** BEGIN TASK INPUT **

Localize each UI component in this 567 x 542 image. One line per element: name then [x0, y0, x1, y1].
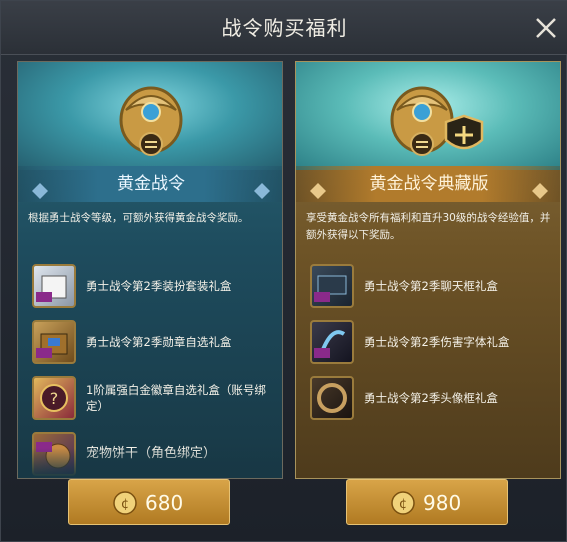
- scroll-fade: [18, 448, 282, 478]
- pass-emblem-area: [18, 62, 282, 170]
- reward-label: 勇士战令第2季聊天框礼盒: [364, 279, 498, 293]
- reward-label: 勇士战令第2季头像框礼盒: [364, 391, 498, 405]
- gold-pass-deluxe-panel: 黄金战令典藏版 享受黄金战令所有福利和直升30级的战令经验值，并额外获得以下奖励…: [295, 61, 561, 479]
- avatar-frame-icon: [310, 376, 354, 420]
- reward-label: 勇士战令第2季装扮套装礼盒: [86, 279, 232, 293]
- currency-coin-icon: ¢: [113, 491, 137, 515]
- chat-frame-icon: [310, 264, 354, 308]
- reward-item[interactable]: 勇士战令第2季头像框礼盒: [310, 376, 550, 422]
- panel-banner: 黄金战令: [18, 166, 282, 202]
- gold-emblem-shield-icon: [390, 86, 484, 156]
- pass-emblem-area: [296, 62, 560, 170]
- reward-item[interactable]: 勇士战令第2季伤害字体礼盒: [310, 320, 550, 366]
- gold-emblem-icon: [119, 86, 183, 156]
- damage-font-icon: [310, 320, 354, 364]
- reward-item[interactable]: 勇士战令第2季装扮套装礼盒: [32, 264, 272, 310]
- close-icon[interactable]: [531, 13, 561, 43]
- panel-description: 享受黄金战令所有福利和直升30级的战令经验值，并额外获得以下奖励。: [306, 212, 551, 241]
- dialog-title: 战令购买福利: [221, 16, 348, 40]
- gold-pass-panel: 黄金战令 根据勇士战令等级，可额外获得黄金战令奖励。 勇士战令第2季装扮套装礼盒…: [17, 61, 283, 479]
- treasure-chest-icon: [32, 320, 76, 364]
- reward-label: 1阶属强白金徽章自选礼盒（账号绑定）: [86, 383, 266, 413]
- price-label: 680: [145, 491, 184, 515]
- title-bar: 战令购买福利: [1, 1, 567, 55]
- reward-label: 勇士战令第2季勋章自选礼盒: [86, 335, 232, 349]
- panel-title: 黄金战令: [117, 174, 185, 194]
- currency-coin-icon: ¢: [391, 491, 415, 515]
- panel-description: 根据勇士战令等级，可额外获得黄金战令奖励。: [28, 212, 249, 224]
- panel-banner: 黄金战令典藏版: [296, 166, 560, 202]
- reward-label: 勇士战令第2季伤害字体礼盒: [364, 335, 510, 349]
- svg-text:?: ?: [50, 389, 59, 408]
- ornament-icon: [310, 176, 326, 199]
- reward-item[interactable]: 勇士战令第2季聊天框礼盒: [310, 264, 550, 310]
- gift-box-icon: [32, 264, 76, 308]
- ornament-icon: [532, 176, 548, 199]
- reward-item[interactable]: 勇士战令第2季勋章自选礼盒: [32, 320, 272, 366]
- purchase-benefits-dialog: 战令购买福利 黄金战令 根据勇士战令等级，可额外获得黄金战令奖励。 勇士战令第2…: [0, 0, 567, 542]
- buy-gold-pass-deluxe-button[interactable]: ¢ 980: [346, 479, 508, 525]
- svg-text:¢: ¢: [399, 497, 407, 512]
- panel-title: 黄金战令典藏版: [369, 174, 489, 194]
- price-label: 980: [423, 491, 462, 515]
- ornament-icon: [254, 176, 270, 199]
- svg-text:¢: ¢: [121, 497, 129, 512]
- reward-item[interactable]: ? 1阶属强白金徽章自选礼盒（账号绑定）: [32, 376, 272, 422]
- mystery-box-icon: ?: [32, 376, 76, 420]
- buy-gold-pass-button[interactable]: ¢ 680: [68, 479, 230, 525]
- ornament-icon: [32, 176, 48, 199]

** END TASK INPUT **

GIVEN REQUEST ▸
Copy out every line of the material above word for word, leaving out the picture.

THE REPLY ▸
Localize each UI component in this 567 x 542 image. One line per element: name then [x0, y0, x1, y1].
- scroll-fade: [18, 448, 282, 478]
- pass-emblem-area: [18, 62, 282, 170]
- reward-label: 勇士战令第2季聊天框礼盒: [364, 279, 498, 293]
- reward-label: 勇士战令第2季头像框礼盒: [364, 391, 498, 405]
- gold-pass-deluxe-panel: 黄金战令典藏版 享受黄金战令所有福利和直升30级的战令经验值，并额外获得以下奖励…: [295, 61, 561, 479]
- avatar-frame-icon: [310, 376, 354, 420]
- reward-label: 勇士战令第2季装扮套装礼盒: [86, 279, 232, 293]
- currency-coin-icon: ¢: [113, 491, 137, 515]
- chat-frame-icon: [310, 264, 354, 308]
- reward-item[interactable]: 勇士战令第2季头像框礼盒: [310, 376, 550, 422]
- panel-banner: 黄金战令: [18, 166, 282, 202]
- gold-emblem-shield-icon: [390, 86, 484, 156]
- pass-emblem-area: [296, 62, 560, 170]
- reward-item[interactable]: 勇士战令第2季伤害字体礼盒: [310, 320, 550, 366]
- gold-emblem-icon: [119, 86, 183, 156]
- damage-font-icon: [310, 320, 354, 364]
- reward-item[interactable]: 勇士战令第2季装扮套装礼盒: [32, 264, 272, 310]
- close-icon[interactable]: [531, 13, 561, 43]
- panel-description: 享受黄金战令所有福利和直升30级的战令经验值，并额外获得以下奖励。: [306, 212, 551, 241]
- dialog-title: 战令购买福利: [221, 16, 348, 40]
- gold-pass-panel: 黄金战令 根据勇士战令等级，可额外获得黄金战令奖励。 勇士战令第2季装扮套装礼盒…: [17, 61, 283, 479]
- treasure-chest-icon: [32, 320, 76, 364]
- reward-label: 1阶属强白金徽章自选礼盒（账号绑定）: [86, 383, 266, 413]
- price-label: 680: [145, 491, 184, 515]
- title-bar: 战令购买福利: [1, 1, 567, 55]
- reward-label: 勇士战令第2季勋章自选礼盒: [86, 335, 232, 349]
- panel-title: 黄金战令: [117, 174, 185, 194]
- currency-coin-icon: ¢: [391, 491, 415, 515]
- panel-description: 根据勇士战令等级，可额外获得黄金战令奖励。: [28, 212, 249, 224]
- panel-banner: 黄金战令典藏版: [296, 166, 560, 202]
- reward-label: 勇士战令第2季伤害字体礼盒: [364, 335, 510, 349]
- svg-text:?: ?: [50, 389, 59, 408]
- ornament-icon: [310, 176, 326, 199]
- reward-item[interactable]: 勇士战令第2季聊天框礼盒: [310, 264, 550, 310]
- gift-box-icon: [32, 264, 76, 308]
- ornament-icon: [532, 176, 548, 199]
- reward-item[interactable]: 勇士战令第2季勋章自选礼盒: [32, 320, 272, 366]
- purchase-benefits-dialog: 战令购买福利 黄金战令 根据勇士战令等级，可额外获得黄金战令奖励。 勇士战令第2…: [0, 0, 567, 542]
- buy-gold-pass-deluxe-button[interactable]: ¢ 980: [346, 479, 508, 525]
- svg-text:¢: ¢: [399, 497, 407, 512]
- panel-title: 黄金战令典藏版: [369, 174, 489, 194]
- price-label: 980: [423, 491, 462, 515]
- ornament-icon: [254, 176, 270, 199]
- svg-text:¢: ¢: [121, 497, 129, 512]
- reward-item[interactable]: ? 1阶属强白金徽章自选礼盒（账号绑定）: [32, 376, 272, 422]
- mystery-box-icon: ?: [32, 376, 76, 420]
- buy-gold-pass-button[interactable]: ¢ 680: [68, 479, 230, 525]
- ornament-icon: [32, 176, 48, 199]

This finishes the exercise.